WHAT NEEDS TO BE DONE: Copy each line below that includes "committed".

MATERIAL FOR THIS TASK:

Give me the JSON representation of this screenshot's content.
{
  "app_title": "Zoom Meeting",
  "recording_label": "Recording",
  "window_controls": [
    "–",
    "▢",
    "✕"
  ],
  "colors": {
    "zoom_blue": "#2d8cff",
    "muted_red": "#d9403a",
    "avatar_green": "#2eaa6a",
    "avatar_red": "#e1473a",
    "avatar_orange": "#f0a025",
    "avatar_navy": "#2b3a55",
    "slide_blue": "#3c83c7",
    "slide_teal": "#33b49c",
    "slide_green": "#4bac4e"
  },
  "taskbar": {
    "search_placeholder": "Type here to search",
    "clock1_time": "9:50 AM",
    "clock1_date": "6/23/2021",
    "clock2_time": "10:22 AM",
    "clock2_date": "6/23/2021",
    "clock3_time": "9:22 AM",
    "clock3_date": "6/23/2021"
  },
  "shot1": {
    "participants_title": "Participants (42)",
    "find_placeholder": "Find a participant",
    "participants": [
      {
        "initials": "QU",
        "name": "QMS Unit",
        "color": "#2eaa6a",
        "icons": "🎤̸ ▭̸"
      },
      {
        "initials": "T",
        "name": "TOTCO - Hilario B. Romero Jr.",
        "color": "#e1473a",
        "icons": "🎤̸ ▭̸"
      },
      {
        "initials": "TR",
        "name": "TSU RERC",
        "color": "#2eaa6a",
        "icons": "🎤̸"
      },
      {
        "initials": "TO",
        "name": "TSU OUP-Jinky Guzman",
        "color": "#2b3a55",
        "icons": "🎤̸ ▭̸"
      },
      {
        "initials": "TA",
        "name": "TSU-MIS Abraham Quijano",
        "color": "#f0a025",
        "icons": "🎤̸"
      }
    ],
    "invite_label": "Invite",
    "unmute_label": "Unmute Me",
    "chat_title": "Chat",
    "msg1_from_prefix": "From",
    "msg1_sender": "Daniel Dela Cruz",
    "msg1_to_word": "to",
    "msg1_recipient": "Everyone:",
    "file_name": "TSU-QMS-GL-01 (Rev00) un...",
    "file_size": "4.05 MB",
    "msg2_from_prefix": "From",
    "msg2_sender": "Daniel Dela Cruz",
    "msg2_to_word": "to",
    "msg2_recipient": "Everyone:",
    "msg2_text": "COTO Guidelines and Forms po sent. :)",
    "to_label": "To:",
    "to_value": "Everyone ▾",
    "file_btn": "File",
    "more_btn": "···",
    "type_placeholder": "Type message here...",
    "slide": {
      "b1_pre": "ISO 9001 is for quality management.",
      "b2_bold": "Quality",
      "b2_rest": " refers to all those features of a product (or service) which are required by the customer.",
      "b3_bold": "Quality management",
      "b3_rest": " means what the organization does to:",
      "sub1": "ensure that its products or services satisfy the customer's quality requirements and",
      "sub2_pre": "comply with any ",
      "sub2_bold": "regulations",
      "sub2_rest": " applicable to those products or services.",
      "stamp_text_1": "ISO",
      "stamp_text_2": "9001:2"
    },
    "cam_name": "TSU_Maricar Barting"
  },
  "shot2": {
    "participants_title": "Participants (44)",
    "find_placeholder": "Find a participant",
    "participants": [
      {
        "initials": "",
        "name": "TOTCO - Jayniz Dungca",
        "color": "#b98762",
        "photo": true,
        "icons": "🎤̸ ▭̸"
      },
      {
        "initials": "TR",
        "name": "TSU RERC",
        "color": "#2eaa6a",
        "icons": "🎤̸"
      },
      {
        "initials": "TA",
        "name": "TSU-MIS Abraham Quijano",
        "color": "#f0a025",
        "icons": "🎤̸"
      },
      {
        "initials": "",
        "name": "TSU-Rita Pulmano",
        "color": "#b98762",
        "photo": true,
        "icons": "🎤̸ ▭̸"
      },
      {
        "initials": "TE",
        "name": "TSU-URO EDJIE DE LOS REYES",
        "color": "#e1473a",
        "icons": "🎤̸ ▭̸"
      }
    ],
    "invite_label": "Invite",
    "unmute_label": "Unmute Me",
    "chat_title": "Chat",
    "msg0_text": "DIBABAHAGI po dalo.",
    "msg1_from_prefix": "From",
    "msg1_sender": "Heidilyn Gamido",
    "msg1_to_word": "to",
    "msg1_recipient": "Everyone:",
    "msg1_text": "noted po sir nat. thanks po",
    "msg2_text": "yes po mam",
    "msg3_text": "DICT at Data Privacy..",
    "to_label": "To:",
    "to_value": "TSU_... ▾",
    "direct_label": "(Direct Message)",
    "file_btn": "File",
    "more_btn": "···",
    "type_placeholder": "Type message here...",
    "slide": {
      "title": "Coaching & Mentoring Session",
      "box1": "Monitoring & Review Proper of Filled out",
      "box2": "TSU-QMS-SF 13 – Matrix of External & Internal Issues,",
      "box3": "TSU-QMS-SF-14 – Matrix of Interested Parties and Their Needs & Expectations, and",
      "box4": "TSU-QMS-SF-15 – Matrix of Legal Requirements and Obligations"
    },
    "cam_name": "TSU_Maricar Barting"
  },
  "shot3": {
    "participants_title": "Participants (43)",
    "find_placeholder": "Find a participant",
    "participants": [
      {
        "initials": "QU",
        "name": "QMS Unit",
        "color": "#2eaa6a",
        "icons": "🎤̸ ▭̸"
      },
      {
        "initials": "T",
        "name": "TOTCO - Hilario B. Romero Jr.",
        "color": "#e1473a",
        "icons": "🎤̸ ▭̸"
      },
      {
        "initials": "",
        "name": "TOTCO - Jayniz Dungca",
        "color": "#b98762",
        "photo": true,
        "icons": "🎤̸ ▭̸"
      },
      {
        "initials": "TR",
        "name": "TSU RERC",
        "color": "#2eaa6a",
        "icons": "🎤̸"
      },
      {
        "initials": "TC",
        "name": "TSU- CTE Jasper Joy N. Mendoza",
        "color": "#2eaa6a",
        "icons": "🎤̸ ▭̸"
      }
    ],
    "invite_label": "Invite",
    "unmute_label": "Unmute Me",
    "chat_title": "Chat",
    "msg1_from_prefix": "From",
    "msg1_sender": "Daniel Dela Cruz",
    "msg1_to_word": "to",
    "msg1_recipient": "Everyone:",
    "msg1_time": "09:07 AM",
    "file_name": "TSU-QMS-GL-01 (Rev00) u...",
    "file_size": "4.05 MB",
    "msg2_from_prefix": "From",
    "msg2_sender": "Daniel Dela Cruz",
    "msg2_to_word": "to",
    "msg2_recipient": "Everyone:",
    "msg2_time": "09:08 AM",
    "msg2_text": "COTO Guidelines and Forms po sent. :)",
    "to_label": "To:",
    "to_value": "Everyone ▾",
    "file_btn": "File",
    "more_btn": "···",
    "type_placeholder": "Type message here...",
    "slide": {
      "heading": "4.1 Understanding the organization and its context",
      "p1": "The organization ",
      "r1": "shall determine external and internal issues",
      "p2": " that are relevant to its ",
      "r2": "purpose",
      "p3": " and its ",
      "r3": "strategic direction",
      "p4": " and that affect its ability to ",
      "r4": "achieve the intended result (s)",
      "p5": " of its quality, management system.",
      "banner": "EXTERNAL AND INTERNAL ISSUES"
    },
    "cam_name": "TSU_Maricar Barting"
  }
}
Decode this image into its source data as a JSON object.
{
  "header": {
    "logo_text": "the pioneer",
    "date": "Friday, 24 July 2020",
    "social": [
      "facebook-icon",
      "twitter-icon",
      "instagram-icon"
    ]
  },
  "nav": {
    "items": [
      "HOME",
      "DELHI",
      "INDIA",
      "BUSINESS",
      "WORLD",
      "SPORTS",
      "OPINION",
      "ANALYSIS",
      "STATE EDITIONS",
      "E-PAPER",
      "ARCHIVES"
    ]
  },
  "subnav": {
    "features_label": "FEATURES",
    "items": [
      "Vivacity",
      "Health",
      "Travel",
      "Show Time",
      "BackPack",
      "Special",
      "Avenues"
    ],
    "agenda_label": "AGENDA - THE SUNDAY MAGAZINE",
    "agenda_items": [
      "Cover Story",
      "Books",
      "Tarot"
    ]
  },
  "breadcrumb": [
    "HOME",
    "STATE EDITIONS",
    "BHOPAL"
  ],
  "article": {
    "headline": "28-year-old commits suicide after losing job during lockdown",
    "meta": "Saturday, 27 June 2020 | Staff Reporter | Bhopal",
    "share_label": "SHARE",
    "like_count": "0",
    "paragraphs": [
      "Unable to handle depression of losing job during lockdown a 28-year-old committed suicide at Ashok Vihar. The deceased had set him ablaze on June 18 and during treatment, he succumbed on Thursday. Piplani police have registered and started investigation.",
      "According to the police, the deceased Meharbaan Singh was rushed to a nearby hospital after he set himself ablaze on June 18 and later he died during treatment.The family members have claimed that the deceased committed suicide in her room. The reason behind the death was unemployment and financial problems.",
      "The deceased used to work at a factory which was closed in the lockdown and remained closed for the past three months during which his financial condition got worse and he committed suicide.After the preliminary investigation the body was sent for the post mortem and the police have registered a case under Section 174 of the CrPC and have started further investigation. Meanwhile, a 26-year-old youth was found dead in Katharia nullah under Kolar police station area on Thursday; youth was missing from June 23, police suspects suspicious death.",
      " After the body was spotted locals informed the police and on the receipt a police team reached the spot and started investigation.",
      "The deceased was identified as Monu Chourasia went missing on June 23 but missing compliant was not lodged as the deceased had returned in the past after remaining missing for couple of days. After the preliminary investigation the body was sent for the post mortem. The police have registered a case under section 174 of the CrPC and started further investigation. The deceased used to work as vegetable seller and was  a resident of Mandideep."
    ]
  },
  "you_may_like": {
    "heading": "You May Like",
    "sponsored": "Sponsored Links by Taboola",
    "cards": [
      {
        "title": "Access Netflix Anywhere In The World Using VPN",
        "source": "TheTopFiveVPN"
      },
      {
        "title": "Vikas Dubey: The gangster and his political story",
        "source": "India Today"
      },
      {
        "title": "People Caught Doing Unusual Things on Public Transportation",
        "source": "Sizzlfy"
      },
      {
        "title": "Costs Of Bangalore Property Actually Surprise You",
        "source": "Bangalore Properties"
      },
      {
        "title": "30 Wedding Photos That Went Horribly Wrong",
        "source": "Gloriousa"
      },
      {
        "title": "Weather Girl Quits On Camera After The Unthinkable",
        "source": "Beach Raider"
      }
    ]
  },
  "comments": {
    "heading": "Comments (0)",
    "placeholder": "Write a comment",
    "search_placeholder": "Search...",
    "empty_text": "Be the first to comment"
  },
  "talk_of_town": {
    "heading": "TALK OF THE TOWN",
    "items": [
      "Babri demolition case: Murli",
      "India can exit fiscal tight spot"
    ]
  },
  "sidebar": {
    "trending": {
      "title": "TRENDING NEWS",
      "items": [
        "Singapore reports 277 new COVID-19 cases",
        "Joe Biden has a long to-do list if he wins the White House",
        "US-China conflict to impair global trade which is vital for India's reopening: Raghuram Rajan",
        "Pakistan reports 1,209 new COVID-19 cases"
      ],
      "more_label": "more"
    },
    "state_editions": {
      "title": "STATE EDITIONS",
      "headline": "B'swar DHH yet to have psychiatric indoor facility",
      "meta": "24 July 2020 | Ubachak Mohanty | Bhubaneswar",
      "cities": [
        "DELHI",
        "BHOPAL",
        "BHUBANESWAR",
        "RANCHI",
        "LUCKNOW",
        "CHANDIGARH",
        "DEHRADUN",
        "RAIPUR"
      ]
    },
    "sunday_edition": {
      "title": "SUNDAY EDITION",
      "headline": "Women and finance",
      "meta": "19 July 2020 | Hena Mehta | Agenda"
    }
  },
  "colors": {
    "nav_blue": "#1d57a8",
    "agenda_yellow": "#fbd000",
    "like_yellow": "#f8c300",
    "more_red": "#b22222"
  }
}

RESULT FOR THIS TASK:
      "Unable to handle depression of losing job during lockdown a 28-year-old committed suicide at Ashok Vihar. The deceased had set him ablaze on June 18 and during treatment, he succumbed on Thursday. Piplani police have registered and started investigation.",
      "According to the police, the deceased Meharbaan Singh was rushed to a nearby hospital after he set himself ablaze on June 18 and later he died during treatment.The family members have claimed that the deceased committed suicide in her room. The reason behind the death was unemployment and financial problems.",
      "The deceased used to work at a factory which was closed in the lockdown and remained closed for the past three months during which his financial condition got worse and he committed suicide.After the preliminary investigation the body was sent for the post mortem and the police have registered a case under Section 174 of the CrPC and have started further investigation. Meanwhile, a 26-year-old youth was found dead in Katharia nullah under Kolar police station area on Thursday; youth was missing from June 23, police suspects suspicious death.",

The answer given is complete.